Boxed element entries

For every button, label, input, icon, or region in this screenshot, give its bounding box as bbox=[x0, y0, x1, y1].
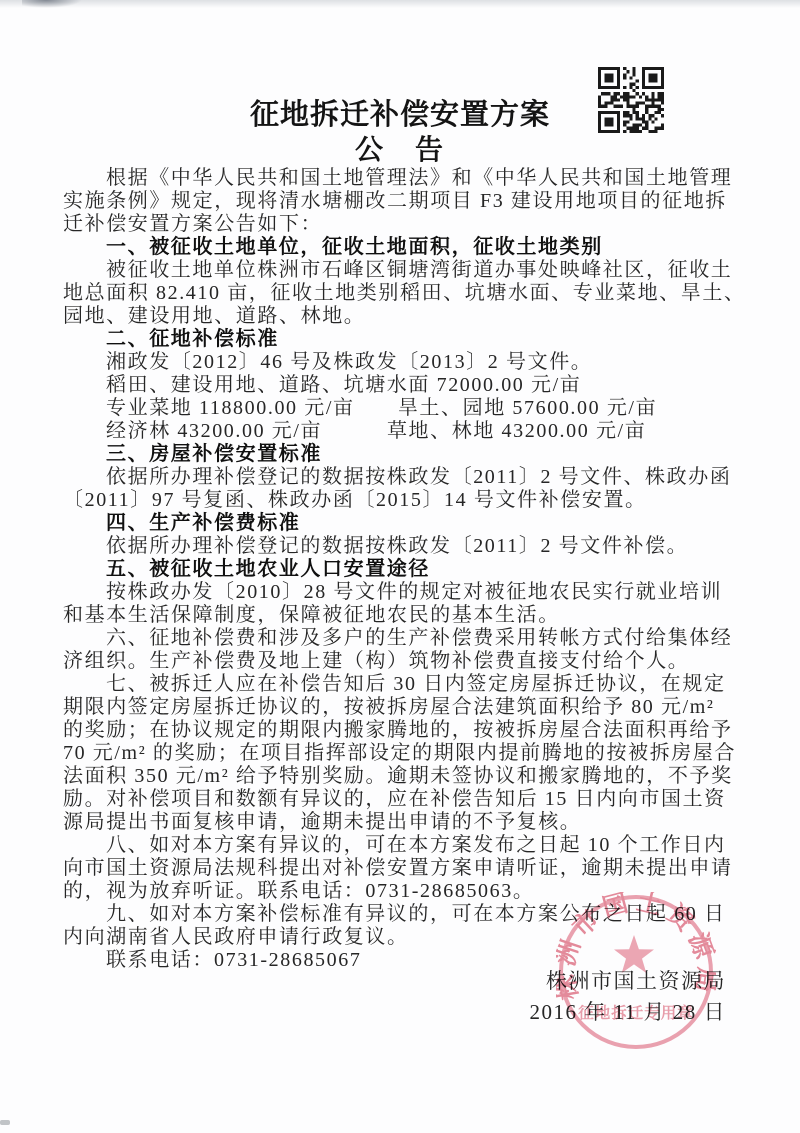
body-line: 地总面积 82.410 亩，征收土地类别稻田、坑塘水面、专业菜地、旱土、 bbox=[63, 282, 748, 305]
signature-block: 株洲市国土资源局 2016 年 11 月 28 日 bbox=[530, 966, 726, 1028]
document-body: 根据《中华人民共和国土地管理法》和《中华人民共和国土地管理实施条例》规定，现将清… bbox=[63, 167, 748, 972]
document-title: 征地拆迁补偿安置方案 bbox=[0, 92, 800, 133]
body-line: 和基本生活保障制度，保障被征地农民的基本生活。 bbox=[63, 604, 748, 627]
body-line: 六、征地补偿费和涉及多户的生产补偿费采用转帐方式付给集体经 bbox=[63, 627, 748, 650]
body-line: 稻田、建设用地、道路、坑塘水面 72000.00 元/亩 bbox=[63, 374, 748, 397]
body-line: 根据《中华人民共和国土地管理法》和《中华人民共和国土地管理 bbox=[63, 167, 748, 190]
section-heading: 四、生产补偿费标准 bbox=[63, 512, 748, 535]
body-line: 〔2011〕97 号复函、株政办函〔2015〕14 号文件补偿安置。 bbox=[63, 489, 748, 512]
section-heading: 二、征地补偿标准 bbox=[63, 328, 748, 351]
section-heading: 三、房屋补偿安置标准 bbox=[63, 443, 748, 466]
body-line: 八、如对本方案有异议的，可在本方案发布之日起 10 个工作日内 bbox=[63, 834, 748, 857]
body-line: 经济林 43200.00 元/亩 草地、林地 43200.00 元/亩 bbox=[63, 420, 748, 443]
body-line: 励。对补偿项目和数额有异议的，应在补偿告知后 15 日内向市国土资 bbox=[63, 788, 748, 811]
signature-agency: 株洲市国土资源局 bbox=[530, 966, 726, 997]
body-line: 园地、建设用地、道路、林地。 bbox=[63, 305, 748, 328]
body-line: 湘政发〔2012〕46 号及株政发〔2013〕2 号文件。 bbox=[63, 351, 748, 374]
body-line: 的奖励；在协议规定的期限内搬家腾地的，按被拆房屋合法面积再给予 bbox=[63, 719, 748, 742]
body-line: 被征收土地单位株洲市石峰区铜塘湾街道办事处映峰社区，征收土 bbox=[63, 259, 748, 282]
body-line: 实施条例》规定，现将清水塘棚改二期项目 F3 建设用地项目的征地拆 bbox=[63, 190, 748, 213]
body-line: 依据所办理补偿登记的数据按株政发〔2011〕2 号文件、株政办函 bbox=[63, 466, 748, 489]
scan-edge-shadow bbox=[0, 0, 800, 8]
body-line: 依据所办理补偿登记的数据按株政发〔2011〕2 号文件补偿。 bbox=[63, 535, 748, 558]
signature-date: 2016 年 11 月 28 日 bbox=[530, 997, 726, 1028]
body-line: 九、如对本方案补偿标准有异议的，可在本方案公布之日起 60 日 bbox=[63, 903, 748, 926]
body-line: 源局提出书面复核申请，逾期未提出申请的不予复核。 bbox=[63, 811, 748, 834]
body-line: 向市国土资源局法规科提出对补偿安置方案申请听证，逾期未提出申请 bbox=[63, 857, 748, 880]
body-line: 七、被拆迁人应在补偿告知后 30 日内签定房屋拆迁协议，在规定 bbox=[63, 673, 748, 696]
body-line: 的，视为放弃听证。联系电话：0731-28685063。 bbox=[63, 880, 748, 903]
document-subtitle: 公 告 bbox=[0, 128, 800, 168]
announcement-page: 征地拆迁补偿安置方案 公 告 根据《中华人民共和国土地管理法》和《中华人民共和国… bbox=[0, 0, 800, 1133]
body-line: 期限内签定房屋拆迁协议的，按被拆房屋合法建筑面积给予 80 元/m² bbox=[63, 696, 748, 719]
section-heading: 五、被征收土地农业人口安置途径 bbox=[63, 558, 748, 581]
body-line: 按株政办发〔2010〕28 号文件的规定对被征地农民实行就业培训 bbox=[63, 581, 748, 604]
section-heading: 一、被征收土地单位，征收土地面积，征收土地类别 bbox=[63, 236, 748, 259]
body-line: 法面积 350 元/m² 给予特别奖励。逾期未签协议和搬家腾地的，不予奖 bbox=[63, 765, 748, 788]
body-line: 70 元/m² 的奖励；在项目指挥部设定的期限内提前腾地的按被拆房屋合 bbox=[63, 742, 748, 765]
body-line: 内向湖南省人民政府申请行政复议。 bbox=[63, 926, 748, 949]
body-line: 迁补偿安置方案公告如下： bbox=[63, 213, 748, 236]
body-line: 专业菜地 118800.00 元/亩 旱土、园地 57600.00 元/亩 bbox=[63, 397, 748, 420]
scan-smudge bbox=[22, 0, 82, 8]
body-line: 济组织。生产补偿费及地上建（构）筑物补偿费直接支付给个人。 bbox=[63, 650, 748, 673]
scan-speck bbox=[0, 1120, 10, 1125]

* **THE EXERCISE**
Convert the lines above into a JSON list of strings, one string per line, skipping blank lines and omitting the pictures.

* **ANSWER**
[
  "For every button, label, input, icon, or region in this screenshot, give its bounding box as bbox=[x0, y0, x1, y1].",
  "body-line: 地总面积 82.410 亩，征收土地类别稻田、坑塘水面、专业菜地、旱土、 bbox=[63, 282, 748, 305]",
  "signature-block: 株洲市国土资源局 2016 年 11 月 28 日 bbox=[530, 966, 726, 1028]",
  "document-body: 根据《中华人民共和国土地管理法》和《中华人民共和国土地管理实施条例》规定，现将清… bbox=[63, 167, 748, 972]",
  "document-title: 征地拆迁补偿安置方案 bbox=[0, 92, 800, 133]",
  "body-line: 和基本生活保障制度，保障被征地农民的基本生活。 bbox=[63, 604, 748, 627]",
  "body-line: 六、征地补偿费和涉及多户的生产补偿费采用转帐方式付给集体经 bbox=[63, 627, 748, 650]",
  "body-line: 稻田、建设用地、道路、坑塘水面 72000.00 元/亩 bbox=[63, 374, 748, 397]",
  "body-line: 根据《中华人民共和国土地管理法》和《中华人民共和国土地管理 bbox=[63, 167, 748, 190]",
  "section-heading: 四、生产补偿费标准 bbox=[63, 512, 748, 535]",
  "body-line: 〔2011〕97 号复函、株政办函〔2015〕14 号文件补偿安置。 bbox=[63, 489, 748, 512]",
  "section-heading: 二、征地补偿标准 bbox=[63, 328, 748, 351]",
  "section-heading: 三、房屋补偿安置标准 bbox=[63, 443, 748, 466]",
  "body-line: 八、如对本方案有异议的，可在本方案发布之日起 10 个工作日内 bbox=[63, 834, 748, 857]",
  "body-line: 经济林 43200.00 元/亩 草地、林地 43200.00 元/亩 bbox=[63, 420, 748, 443]",
  "body-line: 励。对补偿项目和数额有异议的，应在补偿告知后 15 日内向市国土资 bbox=[63, 788, 748, 811]",
  "signature-agency: 株洲市国土资源局 bbox=[530, 966, 726, 997]",
  "body-line: 园地、建设用地、道路、林地。 bbox=[63, 305, 748, 328]",
  "body-line: 湘政发〔2012〕46 号及株政发〔2013〕2 号文件。 bbox=[63, 351, 748, 374]",
  "body-line: 的奖励；在协议规定的期限内搬家腾地的，按被拆房屋合法面积再给予 bbox=[63, 719, 748, 742]",
  "body-line: 被征收土地单位株洲市石峰区铜塘湾街道办事处映峰社区，征收土 bbox=[63, 259, 748, 282]",
  "body-line: 实施条例》规定，现将清水塘棚改二期项目 F3 建设用地项目的征地拆 bbox=[63, 190, 748, 213]",
  "body-line: 依据所办理补偿登记的数据按株政发〔2011〕2 号文件、株政办函 bbox=[63, 466, 748, 489]",
  "scan-edge-shadow bbox=[0, 0, 800, 8]",
  "body-line: 依据所办理补偿登记的数据按株政发〔2011〕2 号文件补偿。 bbox=[63, 535, 748, 558]",
  "signature-date: 2016 年 11 月 28 日 bbox=[530, 997, 726, 1028]",
  "body-line: 九、如对本方案补偿标准有异议的，可在本方案公布之日起 60 日 bbox=[63, 903, 748, 926]",
  "body-line: 源局提出书面复核申请，逾期未提出申请的不予复核。 bbox=[63, 811, 748, 834]",
  "body-line: 向市国土资源局法规科提出对补偿安置方案申请听证，逾期未提出申请 bbox=[63, 857, 748, 880]",
  "body-line: 七、被拆迁人应在补偿告知后 30 日内签定房屋拆迁协议，在规定 bbox=[63, 673, 748, 696]",
  "body-line: 的，视为放弃听证。联系电话：0731-28685063。 bbox=[63, 880, 748, 903]",
  "document-subtitle: 公 告 bbox=[0, 128, 800, 168]",
  "announcement-page: 征地拆迁补偿安置方案 公 告 根据《中华人民共和国土地管理法》和《中华人民共和国… bbox=[0, 0, 800, 1133]",
  "body-line: 期限内签定房屋拆迁协议的，按被拆房屋合法建筑面积给予 80 元/m² bbox=[63, 696, 748, 719]",
  "section-heading: 五、被征收土地农业人口安置途径 bbox=[63, 558, 748, 581]",
  "body-line: 按株政办发〔2010〕28 号文件的规定对被征地农民实行就业培训 bbox=[63, 581, 748, 604]",
  "section-heading: 一、被征收土地单位，征收土地面积，征收土地类别 bbox=[63, 236, 748, 259]",
  "body-line: 法面积 350 元/m² 给予特别奖励。逾期未签协议和搬家腾地的，不予奖 bbox=[63, 765, 748, 788]",
  "body-line: 70 元/m² 的奖励；在项目指挥部设定的期限内提前腾地的按被拆房屋合 bbox=[63, 742, 748, 765]",
  "body-line: 内向湖南省人民政府申请行政复议。 bbox=[63, 926, 748, 949]",
  "body-line: 迁补偿安置方案公告如下： bbox=[63, 213, 748, 236]",
  "body-line: 专业菜地 118800.00 元/亩 旱土、园地 57600.00 元/亩 bbox=[63, 397, 748, 420]",
  "scan-smudge bbox=[22, 0, 82, 8]",
  "body-line: 济组织。生产补偿费及地上建（构）筑物补偿费直接支付给个人。 bbox=[63, 650, 748, 673]",
  "scan-speck bbox=[0, 1120, 10, 1125]"
]